§ Provided information:
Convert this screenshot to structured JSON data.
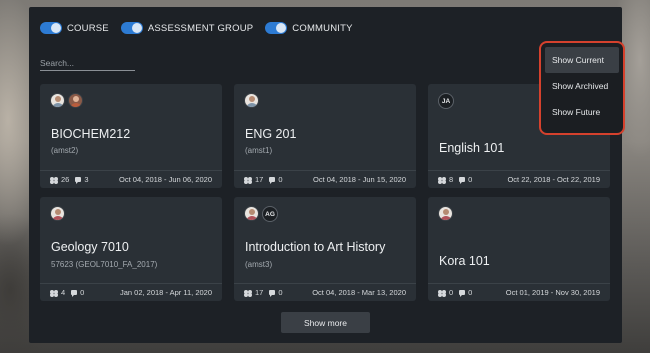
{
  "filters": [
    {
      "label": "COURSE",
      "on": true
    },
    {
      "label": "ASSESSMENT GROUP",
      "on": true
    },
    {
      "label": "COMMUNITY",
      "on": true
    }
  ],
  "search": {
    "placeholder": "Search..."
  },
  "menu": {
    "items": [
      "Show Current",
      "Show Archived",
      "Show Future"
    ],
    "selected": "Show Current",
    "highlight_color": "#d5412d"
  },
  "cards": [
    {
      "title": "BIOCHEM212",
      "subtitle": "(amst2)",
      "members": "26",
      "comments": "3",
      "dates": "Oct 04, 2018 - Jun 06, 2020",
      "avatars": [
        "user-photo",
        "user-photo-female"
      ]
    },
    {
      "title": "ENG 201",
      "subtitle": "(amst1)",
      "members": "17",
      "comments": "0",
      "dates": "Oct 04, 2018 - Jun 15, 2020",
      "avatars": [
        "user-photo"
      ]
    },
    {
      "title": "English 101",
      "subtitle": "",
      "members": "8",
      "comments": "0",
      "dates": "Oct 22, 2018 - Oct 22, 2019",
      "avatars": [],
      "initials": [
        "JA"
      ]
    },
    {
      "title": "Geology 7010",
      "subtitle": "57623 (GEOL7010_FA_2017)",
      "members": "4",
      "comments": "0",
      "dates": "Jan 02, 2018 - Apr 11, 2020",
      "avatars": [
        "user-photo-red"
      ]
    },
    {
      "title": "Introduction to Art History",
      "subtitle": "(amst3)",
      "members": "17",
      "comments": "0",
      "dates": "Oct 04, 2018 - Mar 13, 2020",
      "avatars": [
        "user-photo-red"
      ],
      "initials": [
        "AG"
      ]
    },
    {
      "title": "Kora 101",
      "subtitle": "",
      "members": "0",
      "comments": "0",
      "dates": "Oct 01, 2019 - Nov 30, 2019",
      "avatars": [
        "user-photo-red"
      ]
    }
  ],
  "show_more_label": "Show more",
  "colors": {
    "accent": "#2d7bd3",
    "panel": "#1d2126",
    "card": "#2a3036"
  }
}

§ What you are asked to do: Go through the records and show every line with the string "Current" in it.

§ Correct response:
      "Show Current",
    "selected": "Show Current",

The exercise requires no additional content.